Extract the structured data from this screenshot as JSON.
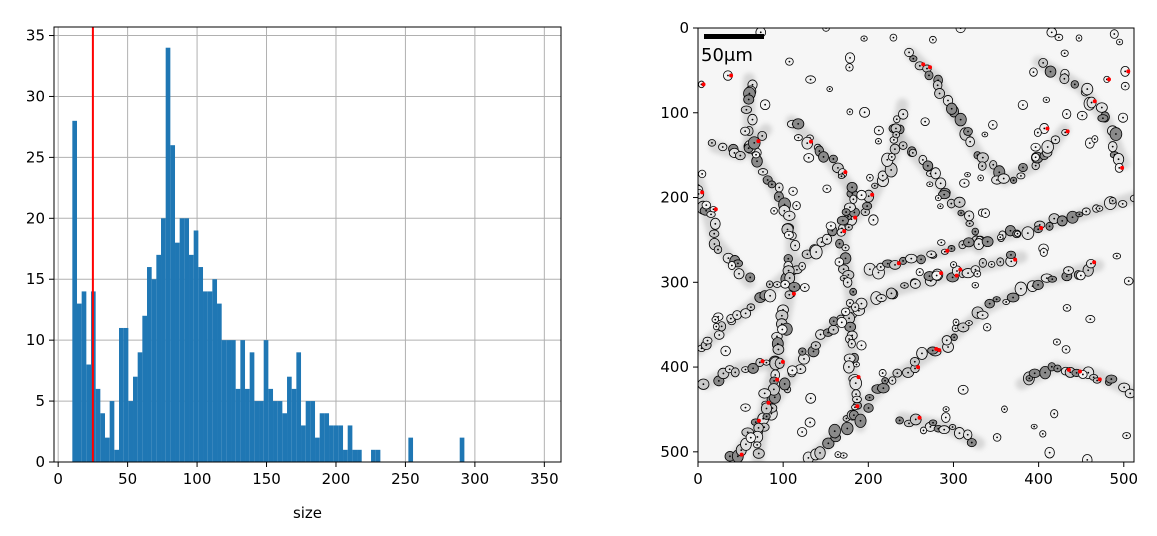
{
  "chart_data": [
    {
      "type": "bar",
      "subtype": "histogram",
      "title": "",
      "xlabel": "size",
      "ylabel": "",
      "xlim": [
        -3,
        362
      ],
      "ylim": [
        0,
        35.7
      ],
      "xticks": [
        0,
        50,
        100,
        150,
        200,
        250,
        300,
        350
      ],
      "yticks": [
        0,
        5,
        10,
        15,
        20,
        25,
        30,
        35
      ],
      "grid": true,
      "bar_color": "#1f77b4",
      "bin_start": 10.2,
      "bin_width": 3.36,
      "counts": [
        28,
        13,
        14,
        8,
        14,
        6,
        4,
        2,
        5,
        1,
        11,
        11,
        5,
        7,
        9,
        12,
        16,
        15,
        17,
        20,
        34,
        26,
        18,
        20,
        20,
        17,
        19,
        16,
        14,
        14,
        15,
        13,
        10,
        10,
        10,
        6,
        10,
        6,
        9,
        5,
        5,
        10,
        6,
        5,
        5,
        4,
        7,
        6,
        9,
        3,
        5,
        5,
        2,
        4,
        4,
        3,
        3,
        3,
        1,
        3,
        1,
        1,
        0,
        0,
        1,
        1,
        0,
        0,
        0,
        0,
        0,
        0,
        2,
        0,
        0,
        0,
        0,
        0,
        0,
        0,
        0,
        0,
        0,
        2,
        0,
        0,
        0,
        0,
        0,
        0,
        0,
        0,
        0,
        0,
        0,
        0,
        0,
        0,
        0,
        0,
        0
      ],
      "threshold_line": {
        "x": 25,
        "color": "#ff0000"
      }
    },
    {
      "type": "image",
      "description": "segmented microscopy image with cell outlines",
      "xlim": [
        0,
        512
      ],
      "ylim": [
        512,
        0
      ],
      "xticks": [
        0,
        100,
        200,
        300,
        400,
        500
      ],
      "yticks": [
        0,
        100,
        200,
        300,
        400,
        500
      ],
      "scale_bar_label": "50μm",
      "outline_color": "#000000",
      "highlight_color": "#ff0000"
    }
  ]
}
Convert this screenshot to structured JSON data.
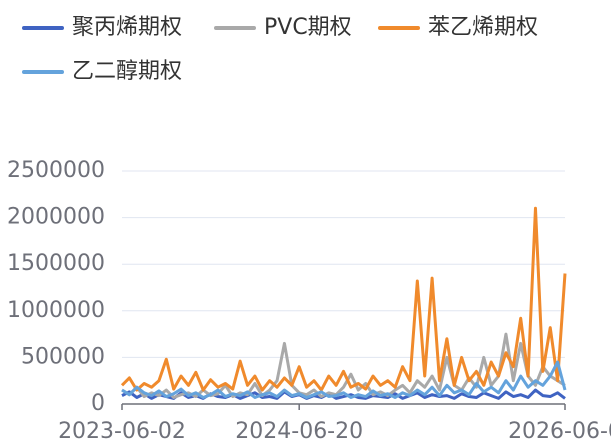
{
  "chart_data": {
    "type": "line",
    "categories": [
      "2023-06-02",
      null,
      null,
      null,
      null,
      null,
      null,
      null,
      null,
      null,
      null,
      null,
      null,
      null,
      null,
      null,
      null,
      null,
      null,
      null,
      null,
      null,
      null,
      null,
      "2024-06-20",
      null,
      null,
      null,
      null,
      null,
      null,
      null,
      null,
      null,
      null,
      null,
      null,
      null,
      null,
      null,
      null,
      null,
      null,
      null,
      null,
      null,
      null,
      null,
      null,
      null,
      null,
      null,
      null,
      null,
      null,
      null,
      null,
      null,
      null,
      null,
      "2026-06-0"
    ],
    "series": [
      {
        "name": "聚丙烯期权",
        "color": "#3f63c2",
        "values": [
          90000,
          130000,
          70000,
          110000,
          60000,
          100000,
          80000,
          60000,
          120000,
          70000,
          90000,
          60000,
          110000,
          80000,
          70000,
          100000,
          60000,
          90000,
          120000,
          70000,
          80000,
          60000,
          130000,
          80000,
          100000,
          60000,
          90000,
          70000,
          110000,
          60000,
          80000,
          100000,
          70000,
          60000,
          90000,
          80000,
          70000,
          110000,
          60000,
          90000,
          120000,
          70000,
          100000,
          80000,
          90000,
          60000,
          110000,
          80000,
          70000,
          120000,
          90000,
          60000,
          130000,
          80000,
          100000,
          70000,
          150000,
          90000,
          80000,
          120000,
          60000
        ]
      },
      {
        "name": "PVC期权",
        "color": "#a9a9a9",
        "values": [
          150000,
          100000,
          180000,
          80000,
          120000,
          90000,
          150000,
          70000,
          100000,
          120000,
          80000,
          150000,
          90000,
          110000,
          200000,
          80000,
          120000,
          100000,
          220000,
          90000,
          150000,
          250000,
          650000,
          200000,
          120000,
          100000,
          150000,
          80000,
          120000,
          100000,
          180000,
          320000,
          150000,
          220000,
          100000,
          130000,
          90000,
          150000,
          200000,
          120000,
          250000,
          180000,
          300000,
          150000,
          500000,
          200000,
          150000,
          280000,
          180000,
          500000,
          200000,
          300000,
          750000,
          250000,
          650000,
          300000,
          200000,
          400000,
          300000,
          250000,
          200000
        ]
      },
      {
        "name": "苯乙烯期权",
        "color": "#f08a2c",
        "values": [
          200000,
          280000,
          150000,
          220000,
          180000,
          250000,
          480000,
          160000,
          300000,
          200000,
          340000,
          150000,
          260000,
          180000,
          220000,
          160000,
          460000,
          200000,
          300000,
          150000,
          250000,
          180000,
          280000,
          200000,
          400000,
          180000,
          250000,
          150000,
          300000,
          200000,
          350000,
          180000,
          220000,
          160000,
          300000,
          200000,
          250000,
          180000,
          400000,
          250000,
          1320000,
          300000,
          1350000,
          250000,
          700000,
          200000,
          500000,
          250000,
          350000,
          200000,
          450000,
          300000,
          550000,
          400000,
          920000,
          300000,
          2100000,
          350000,
          820000,
          250000,
          1400000
        ]
      },
      {
        "name": "乙二醇期权",
        "color": "#64a3dc",
        "values": [
          150000,
          100000,
          180000,
          120000,
          90000,
          140000,
          80000,
          110000,
          160000,
          90000,
          120000,
          70000,
          100000,
          150000,
          80000,
          110000,
          90000,
          130000,
          70000,
          100000,
          120000,
          80000,
          150000,
          90000,
          110000,
          70000,
          100000,
          130000,
          80000,
          90000,
          120000,
          70000,
          100000,
          80000,
          140000,
          90000,
          110000,
          70000,
          120000,
          90000,
          150000,
          100000,
          180000,
          90000,
          200000,
          120000,
          150000,
          100000,
          220000,
          130000,
          180000,
          120000,
          250000,
          150000,
          300000,
          180000,
          250000,
          200000,
          300000,
          450000,
          150000
        ]
      }
    ],
    "ylim": [
      0,
      2500000
    ],
    "yticks": [
      0,
      500000,
      1000000,
      1500000,
      2000000,
      2500000
    ],
    "grid": true
  }
}
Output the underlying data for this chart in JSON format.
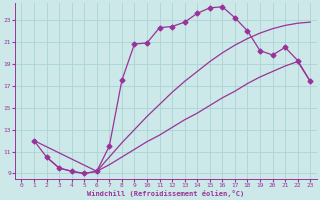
{
  "bg_color": "#cce8e8",
  "grid_color": "#aad4d4",
  "line_color": "#993399",
  "xlabel": "Windchill (Refroidissement éolien,°C)",
  "xlim_min": -0.5,
  "xlim_max": 23.5,
  "ylim_min": 8.5,
  "ylim_max": 24.5,
  "xticks": [
    0,
    1,
    2,
    3,
    4,
    5,
    6,
    7,
    8,
    9,
    10,
    11,
    12,
    13,
    14,
    15,
    16,
    17,
    18,
    19,
    20,
    21,
    22,
    23
  ],
  "yticks": [
    9,
    11,
    13,
    15,
    17,
    19,
    21,
    23
  ],
  "curve1_x": [
    1,
    2,
    3,
    4,
    5,
    6,
    7,
    8,
    9,
    10,
    11,
    12,
    13,
    14,
    15,
    16,
    17,
    18,
    19,
    20,
    21,
    22,
    23
  ],
  "curve1_y": [
    12.0,
    10.5,
    9.5,
    9.2,
    9.0,
    9.2,
    11.5,
    17.5,
    20.8,
    20.9,
    22.3,
    22.4,
    22.8,
    23.6,
    24.1,
    24.2,
    23.2,
    22.0,
    20.2,
    19.8,
    20.5,
    19.3,
    17.4
  ],
  "line_upper_x": [
    1,
    6,
    7,
    8,
    9,
    10,
    11,
    12,
    13,
    14,
    15,
    16,
    17,
    18,
    19,
    20,
    21,
    22,
    23
  ],
  "line_upper_y": [
    12.0,
    9.2,
    10.5,
    11.8,
    13.0,
    14.2,
    15.3,
    16.4,
    17.4,
    18.3,
    19.2,
    20.0,
    20.7,
    21.3,
    21.8,
    22.2,
    22.5,
    22.7,
    22.8
  ],
  "line_lower_x": [
    2,
    3,
    4,
    5,
    6,
    7,
    8,
    9,
    10,
    11,
    12,
    13,
    14,
    15,
    16,
    17,
    18,
    19,
    20,
    21,
    22,
    23
  ],
  "line_lower_y": [
    10.5,
    9.5,
    9.2,
    9.0,
    9.2,
    9.8,
    10.5,
    11.2,
    11.9,
    12.5,
    13.2,
    13.9,
    14.5,
    15.2,
    15.9,
    16.5,
    17.2,
    17.8,
    18.3,
    18.8,
    19.2,
    17.4
  ]
}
★ ★ ★ ★
Only the number should be given: how many lines of the data contain the word "this"?

■ **Exercise output**
3